◆ What you are asked to do
Search the data for the string "России" and extract every line where it appears.

◆ Given information

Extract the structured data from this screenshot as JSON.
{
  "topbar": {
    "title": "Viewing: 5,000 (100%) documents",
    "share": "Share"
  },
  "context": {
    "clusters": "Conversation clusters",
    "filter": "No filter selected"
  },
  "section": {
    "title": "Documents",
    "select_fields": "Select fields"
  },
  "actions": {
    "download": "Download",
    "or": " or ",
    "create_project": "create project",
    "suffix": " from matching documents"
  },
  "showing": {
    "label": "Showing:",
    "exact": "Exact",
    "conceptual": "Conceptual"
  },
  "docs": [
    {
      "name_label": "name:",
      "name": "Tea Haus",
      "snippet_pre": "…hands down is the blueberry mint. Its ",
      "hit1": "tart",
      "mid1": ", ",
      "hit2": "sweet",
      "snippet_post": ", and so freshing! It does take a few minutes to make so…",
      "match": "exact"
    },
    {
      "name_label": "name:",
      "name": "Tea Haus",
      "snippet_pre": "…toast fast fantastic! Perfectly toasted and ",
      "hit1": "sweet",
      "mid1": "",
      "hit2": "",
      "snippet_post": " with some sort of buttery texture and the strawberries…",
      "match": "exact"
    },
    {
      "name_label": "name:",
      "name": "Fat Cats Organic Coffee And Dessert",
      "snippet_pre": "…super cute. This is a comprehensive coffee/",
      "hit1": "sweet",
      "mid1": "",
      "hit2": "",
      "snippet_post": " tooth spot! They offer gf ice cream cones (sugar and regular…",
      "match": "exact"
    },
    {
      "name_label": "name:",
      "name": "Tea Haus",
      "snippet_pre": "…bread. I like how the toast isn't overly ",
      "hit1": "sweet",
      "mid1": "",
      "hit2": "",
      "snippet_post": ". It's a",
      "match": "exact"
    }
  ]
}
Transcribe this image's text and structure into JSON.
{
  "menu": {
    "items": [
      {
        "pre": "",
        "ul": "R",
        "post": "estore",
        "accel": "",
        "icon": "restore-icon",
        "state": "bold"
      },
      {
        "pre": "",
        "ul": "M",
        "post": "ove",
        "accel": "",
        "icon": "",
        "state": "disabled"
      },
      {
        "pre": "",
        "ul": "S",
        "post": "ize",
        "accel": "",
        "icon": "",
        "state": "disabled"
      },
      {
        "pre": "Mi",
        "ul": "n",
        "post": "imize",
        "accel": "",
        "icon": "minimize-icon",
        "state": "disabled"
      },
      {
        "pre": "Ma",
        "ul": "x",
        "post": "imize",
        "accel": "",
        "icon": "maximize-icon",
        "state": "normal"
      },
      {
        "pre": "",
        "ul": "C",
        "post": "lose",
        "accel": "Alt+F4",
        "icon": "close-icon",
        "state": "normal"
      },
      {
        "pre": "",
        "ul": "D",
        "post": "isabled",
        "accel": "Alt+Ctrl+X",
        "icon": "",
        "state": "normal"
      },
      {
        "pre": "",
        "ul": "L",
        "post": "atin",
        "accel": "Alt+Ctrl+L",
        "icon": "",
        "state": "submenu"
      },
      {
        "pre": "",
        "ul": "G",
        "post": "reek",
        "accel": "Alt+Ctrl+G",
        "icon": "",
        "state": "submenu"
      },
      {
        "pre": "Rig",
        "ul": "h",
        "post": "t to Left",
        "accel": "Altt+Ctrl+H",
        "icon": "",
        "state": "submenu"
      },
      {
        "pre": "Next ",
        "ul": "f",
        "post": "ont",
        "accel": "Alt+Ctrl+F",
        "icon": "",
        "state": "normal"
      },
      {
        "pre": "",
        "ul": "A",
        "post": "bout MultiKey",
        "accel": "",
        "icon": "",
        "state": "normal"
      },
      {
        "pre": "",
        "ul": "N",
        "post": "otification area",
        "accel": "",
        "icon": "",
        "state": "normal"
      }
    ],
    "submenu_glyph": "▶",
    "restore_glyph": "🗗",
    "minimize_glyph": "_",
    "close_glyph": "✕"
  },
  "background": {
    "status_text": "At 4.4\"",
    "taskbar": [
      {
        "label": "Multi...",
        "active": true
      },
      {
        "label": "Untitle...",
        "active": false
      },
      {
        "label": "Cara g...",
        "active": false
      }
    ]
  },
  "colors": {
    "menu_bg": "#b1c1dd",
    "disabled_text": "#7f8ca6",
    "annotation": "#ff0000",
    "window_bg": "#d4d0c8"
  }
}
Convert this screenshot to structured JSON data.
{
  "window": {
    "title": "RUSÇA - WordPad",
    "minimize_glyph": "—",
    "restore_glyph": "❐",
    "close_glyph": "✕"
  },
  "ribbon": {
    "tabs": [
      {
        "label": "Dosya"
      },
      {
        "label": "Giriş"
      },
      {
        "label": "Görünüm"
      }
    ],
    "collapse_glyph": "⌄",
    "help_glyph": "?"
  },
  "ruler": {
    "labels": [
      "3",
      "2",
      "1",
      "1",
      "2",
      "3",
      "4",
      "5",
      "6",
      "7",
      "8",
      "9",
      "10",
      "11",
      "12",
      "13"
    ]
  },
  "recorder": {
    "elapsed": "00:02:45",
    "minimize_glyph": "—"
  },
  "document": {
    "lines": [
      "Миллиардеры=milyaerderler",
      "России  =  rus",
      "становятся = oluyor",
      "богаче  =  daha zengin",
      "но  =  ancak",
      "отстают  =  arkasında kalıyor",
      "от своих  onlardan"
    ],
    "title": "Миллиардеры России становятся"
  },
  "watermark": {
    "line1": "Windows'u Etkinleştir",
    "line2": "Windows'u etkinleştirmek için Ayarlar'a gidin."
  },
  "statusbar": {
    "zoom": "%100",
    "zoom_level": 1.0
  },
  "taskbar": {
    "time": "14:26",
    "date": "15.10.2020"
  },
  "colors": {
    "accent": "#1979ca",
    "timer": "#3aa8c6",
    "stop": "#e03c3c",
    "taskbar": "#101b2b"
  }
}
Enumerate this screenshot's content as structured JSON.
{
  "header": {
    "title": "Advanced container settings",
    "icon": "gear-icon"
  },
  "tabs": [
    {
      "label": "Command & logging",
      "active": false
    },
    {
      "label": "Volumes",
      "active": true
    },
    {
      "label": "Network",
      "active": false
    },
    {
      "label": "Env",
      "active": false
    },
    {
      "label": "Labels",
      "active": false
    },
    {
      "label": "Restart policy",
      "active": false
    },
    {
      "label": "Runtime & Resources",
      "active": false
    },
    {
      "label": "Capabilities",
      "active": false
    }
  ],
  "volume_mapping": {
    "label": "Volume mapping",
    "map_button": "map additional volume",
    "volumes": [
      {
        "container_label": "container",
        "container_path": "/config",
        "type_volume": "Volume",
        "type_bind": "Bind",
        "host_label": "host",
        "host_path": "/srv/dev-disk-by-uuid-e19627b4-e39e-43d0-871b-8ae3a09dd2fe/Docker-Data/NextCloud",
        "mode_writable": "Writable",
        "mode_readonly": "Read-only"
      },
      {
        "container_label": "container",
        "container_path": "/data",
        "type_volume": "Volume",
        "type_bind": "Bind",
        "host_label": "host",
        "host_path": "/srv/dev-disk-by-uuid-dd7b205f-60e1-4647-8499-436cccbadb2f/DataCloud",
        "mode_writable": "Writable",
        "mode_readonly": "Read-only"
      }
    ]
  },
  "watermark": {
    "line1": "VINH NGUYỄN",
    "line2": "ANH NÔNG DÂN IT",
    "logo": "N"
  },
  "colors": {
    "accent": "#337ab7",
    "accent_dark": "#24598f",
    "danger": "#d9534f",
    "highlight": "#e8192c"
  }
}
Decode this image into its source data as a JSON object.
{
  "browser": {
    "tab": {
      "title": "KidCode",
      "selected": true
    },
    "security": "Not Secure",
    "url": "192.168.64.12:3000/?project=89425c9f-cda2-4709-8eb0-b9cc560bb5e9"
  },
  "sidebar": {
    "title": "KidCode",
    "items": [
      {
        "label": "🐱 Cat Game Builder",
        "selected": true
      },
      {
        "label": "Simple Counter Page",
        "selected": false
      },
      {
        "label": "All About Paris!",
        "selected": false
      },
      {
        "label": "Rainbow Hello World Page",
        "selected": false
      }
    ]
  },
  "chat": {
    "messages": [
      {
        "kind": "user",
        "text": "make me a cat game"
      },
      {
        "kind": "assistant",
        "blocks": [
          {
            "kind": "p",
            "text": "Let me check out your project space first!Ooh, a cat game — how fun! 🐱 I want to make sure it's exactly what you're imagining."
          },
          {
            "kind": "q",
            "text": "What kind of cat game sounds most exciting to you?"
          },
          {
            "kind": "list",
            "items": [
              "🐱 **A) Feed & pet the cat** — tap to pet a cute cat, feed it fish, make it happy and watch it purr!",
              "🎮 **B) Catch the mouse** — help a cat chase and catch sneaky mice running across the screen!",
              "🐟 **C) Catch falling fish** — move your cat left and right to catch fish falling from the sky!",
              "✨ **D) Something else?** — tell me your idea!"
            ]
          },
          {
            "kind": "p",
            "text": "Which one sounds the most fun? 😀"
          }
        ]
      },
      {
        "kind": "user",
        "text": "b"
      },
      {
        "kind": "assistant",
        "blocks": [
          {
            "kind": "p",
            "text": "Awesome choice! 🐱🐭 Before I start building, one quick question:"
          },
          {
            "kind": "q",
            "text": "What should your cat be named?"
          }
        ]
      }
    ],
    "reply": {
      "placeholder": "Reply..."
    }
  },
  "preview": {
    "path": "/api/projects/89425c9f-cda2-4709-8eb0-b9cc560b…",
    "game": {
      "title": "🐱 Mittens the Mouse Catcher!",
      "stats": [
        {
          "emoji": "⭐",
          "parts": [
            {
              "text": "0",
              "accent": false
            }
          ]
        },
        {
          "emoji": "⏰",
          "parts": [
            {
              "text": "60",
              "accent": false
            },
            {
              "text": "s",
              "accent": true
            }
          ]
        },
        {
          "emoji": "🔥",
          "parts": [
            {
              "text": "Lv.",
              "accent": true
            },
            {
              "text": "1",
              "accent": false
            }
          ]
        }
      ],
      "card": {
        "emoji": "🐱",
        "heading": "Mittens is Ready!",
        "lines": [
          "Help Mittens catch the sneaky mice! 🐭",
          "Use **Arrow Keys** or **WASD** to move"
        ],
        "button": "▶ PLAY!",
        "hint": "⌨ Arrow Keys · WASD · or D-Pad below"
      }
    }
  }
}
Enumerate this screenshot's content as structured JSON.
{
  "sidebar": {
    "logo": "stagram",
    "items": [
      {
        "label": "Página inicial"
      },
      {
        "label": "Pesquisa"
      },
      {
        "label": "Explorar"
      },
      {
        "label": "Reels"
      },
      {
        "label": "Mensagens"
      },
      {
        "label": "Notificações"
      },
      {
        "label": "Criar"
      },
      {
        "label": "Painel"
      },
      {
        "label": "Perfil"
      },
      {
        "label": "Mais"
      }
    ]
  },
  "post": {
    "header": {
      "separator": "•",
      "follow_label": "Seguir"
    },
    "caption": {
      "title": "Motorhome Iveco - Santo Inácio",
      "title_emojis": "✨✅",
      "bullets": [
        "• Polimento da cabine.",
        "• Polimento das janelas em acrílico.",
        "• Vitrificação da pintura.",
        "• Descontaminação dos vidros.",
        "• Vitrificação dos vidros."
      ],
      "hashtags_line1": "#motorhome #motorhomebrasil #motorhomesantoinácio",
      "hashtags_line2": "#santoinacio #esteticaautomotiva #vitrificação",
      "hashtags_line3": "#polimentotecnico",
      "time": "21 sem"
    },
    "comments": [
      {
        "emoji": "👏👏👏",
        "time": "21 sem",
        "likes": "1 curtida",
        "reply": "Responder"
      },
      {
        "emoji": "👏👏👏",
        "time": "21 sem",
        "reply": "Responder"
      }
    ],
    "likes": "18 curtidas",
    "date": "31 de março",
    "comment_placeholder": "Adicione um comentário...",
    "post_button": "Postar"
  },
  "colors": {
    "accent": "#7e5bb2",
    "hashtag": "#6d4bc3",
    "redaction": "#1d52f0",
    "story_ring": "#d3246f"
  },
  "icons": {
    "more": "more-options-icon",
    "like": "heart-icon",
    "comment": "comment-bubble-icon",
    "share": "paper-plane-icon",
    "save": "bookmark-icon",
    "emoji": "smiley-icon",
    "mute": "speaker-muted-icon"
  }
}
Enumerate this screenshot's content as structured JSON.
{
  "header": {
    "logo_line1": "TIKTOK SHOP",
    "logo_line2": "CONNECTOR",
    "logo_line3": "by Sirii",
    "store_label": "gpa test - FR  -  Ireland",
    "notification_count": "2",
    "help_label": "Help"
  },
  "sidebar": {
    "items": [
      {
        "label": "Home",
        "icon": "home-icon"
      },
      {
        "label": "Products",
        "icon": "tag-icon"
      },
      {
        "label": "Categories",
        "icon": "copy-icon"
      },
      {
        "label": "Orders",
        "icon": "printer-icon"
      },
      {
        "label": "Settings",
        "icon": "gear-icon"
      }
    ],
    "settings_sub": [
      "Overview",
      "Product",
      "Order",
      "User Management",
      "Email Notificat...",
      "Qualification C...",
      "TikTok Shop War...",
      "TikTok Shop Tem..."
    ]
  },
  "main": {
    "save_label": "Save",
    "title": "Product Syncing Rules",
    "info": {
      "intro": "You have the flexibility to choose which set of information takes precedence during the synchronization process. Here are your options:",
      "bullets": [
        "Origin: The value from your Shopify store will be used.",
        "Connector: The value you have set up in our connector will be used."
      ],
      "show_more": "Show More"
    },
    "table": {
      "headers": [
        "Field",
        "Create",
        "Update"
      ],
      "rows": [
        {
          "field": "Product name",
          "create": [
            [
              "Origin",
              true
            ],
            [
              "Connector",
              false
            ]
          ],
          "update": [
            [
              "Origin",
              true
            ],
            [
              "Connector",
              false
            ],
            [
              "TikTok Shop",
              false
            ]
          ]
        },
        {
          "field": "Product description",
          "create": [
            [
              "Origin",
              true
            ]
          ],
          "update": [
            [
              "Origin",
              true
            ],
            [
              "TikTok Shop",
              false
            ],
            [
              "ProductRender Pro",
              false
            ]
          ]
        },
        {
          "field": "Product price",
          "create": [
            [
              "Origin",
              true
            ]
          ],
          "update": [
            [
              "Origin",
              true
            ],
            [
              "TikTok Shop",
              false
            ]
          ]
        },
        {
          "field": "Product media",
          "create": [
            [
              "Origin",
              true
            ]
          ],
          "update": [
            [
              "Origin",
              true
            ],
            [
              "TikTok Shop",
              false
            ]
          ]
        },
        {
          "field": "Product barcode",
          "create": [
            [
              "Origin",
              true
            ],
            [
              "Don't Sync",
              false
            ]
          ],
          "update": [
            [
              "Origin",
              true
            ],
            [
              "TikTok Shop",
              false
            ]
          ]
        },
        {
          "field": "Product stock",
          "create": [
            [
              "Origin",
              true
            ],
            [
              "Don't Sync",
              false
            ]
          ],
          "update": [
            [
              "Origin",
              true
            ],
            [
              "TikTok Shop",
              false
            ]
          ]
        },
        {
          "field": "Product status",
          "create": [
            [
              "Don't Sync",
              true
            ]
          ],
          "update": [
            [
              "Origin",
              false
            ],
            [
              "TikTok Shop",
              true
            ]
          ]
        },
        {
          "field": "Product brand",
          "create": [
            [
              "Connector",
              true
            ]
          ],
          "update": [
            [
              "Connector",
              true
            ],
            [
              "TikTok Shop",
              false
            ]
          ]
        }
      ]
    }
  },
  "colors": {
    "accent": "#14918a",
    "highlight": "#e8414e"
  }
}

◆ Correct answer
      "России  =  rus",
    "title": "Миллиардеры России становятся"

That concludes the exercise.